### [The task]
Write out all the material exactly. Leave nothing out.

--- START ---

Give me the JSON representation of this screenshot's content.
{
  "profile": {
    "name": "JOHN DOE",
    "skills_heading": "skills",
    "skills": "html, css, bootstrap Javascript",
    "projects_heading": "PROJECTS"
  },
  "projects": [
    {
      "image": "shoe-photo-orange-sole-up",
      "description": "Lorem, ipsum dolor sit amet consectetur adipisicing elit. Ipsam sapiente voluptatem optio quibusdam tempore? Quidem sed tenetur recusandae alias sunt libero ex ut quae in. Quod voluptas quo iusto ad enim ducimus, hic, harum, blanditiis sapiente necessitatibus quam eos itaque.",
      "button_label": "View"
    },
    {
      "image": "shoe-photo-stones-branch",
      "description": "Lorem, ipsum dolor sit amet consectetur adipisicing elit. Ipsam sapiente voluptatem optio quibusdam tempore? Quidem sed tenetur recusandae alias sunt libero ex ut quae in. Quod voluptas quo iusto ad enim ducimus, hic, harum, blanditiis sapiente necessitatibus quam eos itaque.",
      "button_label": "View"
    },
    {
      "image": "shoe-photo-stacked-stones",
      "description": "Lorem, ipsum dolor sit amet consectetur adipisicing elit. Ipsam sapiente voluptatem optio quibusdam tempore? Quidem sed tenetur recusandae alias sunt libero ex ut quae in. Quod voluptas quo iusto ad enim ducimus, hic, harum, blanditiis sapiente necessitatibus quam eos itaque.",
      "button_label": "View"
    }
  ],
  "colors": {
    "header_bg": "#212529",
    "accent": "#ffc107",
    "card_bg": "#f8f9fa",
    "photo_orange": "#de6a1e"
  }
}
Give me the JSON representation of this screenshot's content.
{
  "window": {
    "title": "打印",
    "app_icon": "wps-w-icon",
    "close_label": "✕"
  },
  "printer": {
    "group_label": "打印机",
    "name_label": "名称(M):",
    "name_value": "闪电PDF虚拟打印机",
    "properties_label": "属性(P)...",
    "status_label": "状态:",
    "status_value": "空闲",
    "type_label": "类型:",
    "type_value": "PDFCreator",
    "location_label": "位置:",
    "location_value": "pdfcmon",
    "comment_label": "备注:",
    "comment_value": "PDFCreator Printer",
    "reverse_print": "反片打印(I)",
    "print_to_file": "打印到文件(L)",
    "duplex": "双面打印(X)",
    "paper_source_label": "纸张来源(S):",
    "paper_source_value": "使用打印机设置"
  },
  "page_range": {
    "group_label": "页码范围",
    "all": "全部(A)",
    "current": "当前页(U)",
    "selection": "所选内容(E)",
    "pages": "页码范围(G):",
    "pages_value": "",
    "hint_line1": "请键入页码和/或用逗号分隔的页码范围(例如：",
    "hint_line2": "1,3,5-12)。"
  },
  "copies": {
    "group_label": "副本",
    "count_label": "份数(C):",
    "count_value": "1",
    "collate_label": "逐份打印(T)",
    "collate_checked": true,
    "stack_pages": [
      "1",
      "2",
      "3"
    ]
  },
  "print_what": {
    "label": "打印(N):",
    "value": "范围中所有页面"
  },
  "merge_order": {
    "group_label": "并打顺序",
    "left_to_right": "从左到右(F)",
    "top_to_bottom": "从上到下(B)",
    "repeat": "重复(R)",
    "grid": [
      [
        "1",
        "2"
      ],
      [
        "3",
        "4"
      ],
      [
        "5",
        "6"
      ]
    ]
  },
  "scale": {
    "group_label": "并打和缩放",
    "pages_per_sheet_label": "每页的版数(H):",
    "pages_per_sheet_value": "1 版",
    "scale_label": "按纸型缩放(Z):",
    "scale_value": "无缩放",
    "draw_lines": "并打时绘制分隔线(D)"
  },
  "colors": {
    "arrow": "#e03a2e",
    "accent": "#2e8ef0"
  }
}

--- END ---

### [Exercise result]
Give me the JSON representation of this screenshot's content.
{
  "profile": {
    "name": "JOHN DOE",
    "skills_heading": "skills",
    "skills": "html, css, bootstrap Javascript",
    "projects_heading": "PROJECTS"
  },
  "projects": [
    {
      "image": "shoe-photo-orange-sole-up",
      "description": "Lorem, ipsum dolor sit amet consectetur adipisicing elit. Ipsam sapiente voluptatem optio quibusdam tempore? Quidem sed tenetur recusandae alias sunt libero ex ut quae in. Quod voluptas quo iusto ad enim ducimus, hic, harum, blanditiis sapiente necessitatibus quam eos itaque.",
      "button_label": "View"
    },
    {
      "image": "shoe-photo-stones-branch",
      "description": "Lorem, ipsum dolor sit amet consectetur adipisicing elit. Ipsam sapiente voluptatem optio quibusdam tempore? Quidem sed tenetur recusandae alias sunt libero ex ut quae in. Quod voluptas quo iusto ad enim ducimus, hic, harum, blanditiis sapiente necessitatibus quam eos itaque.",
      "button_label": "View"
    },
    {
      "image": "shoe-photo-stacked-stones",
      "description": "Lorem, ipsum dolor sit amet consectetur adipisicing elit. Ipsam sapiente voluptatem optio quibusdam tempore? Quidem sed tenetur recusandae alias sunt libero ex ut quae in. Quod voluptas quo iusto ad enim ducimus, hic, harum, blanditiis sapiente necessitatibus quam eos itaque.",
      "button_label": "View"
    }
  ],
  "colors": {
    "header_bg": "#212529",
    "accent": "#ffc107",
    "card_bg": "#f8f9fa",
    "photo_orange": "#de6a1e"
  }
}
Give me the JSON representation of this screenshot's content.
{
  "window": {
    "title": "打印",
    "app_icon": "wps-w-icon",
    "close_label": "✕"
  },
  "printer": {
    "group_label": "打印机",
    "name_label": "名称(M):",
    "name_value": "闪电PDF虚拟打印机",
    "properties_label": "属性(P)...",
    "status_label": "状态:",
    "status_value": "空闲",
    "type_label": "类型:",
    "type_value": "PDFCreator",
    "location_label": "位置:",
    "location_value": "pdfcmon",
    "comment_label": "备注:",
    "comment_value": "PDFCreator Printer",
    "reverse_print": "反片打印(I)",
    "print_to_file": "打印到文件(L)",
    "duplex": "双面打印(X)",
    "paper_source_label": "纸张来源(S):",
    "paper_source_value": "使用打印机设置"
  },
  "page_range": {
    "group_label": "页码范围",
    "all": "全部(A)",
    "current": "当前页(U)",
    "selection": "所选内容(E)",
    "pages": "页码范围(G):",
    "pages_value": "",
    "hint_line1": "请键入页码和/或用逗号分隔的页码范围(例如：",
    "hint_line2": "1,3,5-12)。"
  },
  "copies": {
    "group_label": "副本",
    "count_label": "份数(C):",
    "count_value": "1",
    "collate_label": "逐份打印(T)",
    "collate_checked": true,
    "stack_pages": [
      "1",
      "2",
      "3"
    ]
  },
  "print_what": {
    "label": "打印(N):",
    "value": "范围中所有页面"
  },
  "merge_order": {
    "group_label": "并打顺序",
    "left_to_right": "从左到右(F)",
    "top_to_bottom": "从上到下(B)",
    "repeat": "重复(R)",
    "grid": [
      [
        "1",
        "2"
      ],
      [
        "3",
        "4"
      ],
      [
        "5",
        "6"
      ]
    ]
  },
  "scale": {
    "group_label": "并打和缩放",
    "pages_per_sheet_label": "每页的版数(H):",
    "pages_per_sheet_value": "1 版",
    "scale_label": "按纸型缩放(Z):",
    "scale_value": "无缩放",
    "draw_lines": "并打时绘制分隔线(D)"
  },
  "colors": {
    "arrow": "#e03a2e",
    "accent": "#2e8ef0"
  }
}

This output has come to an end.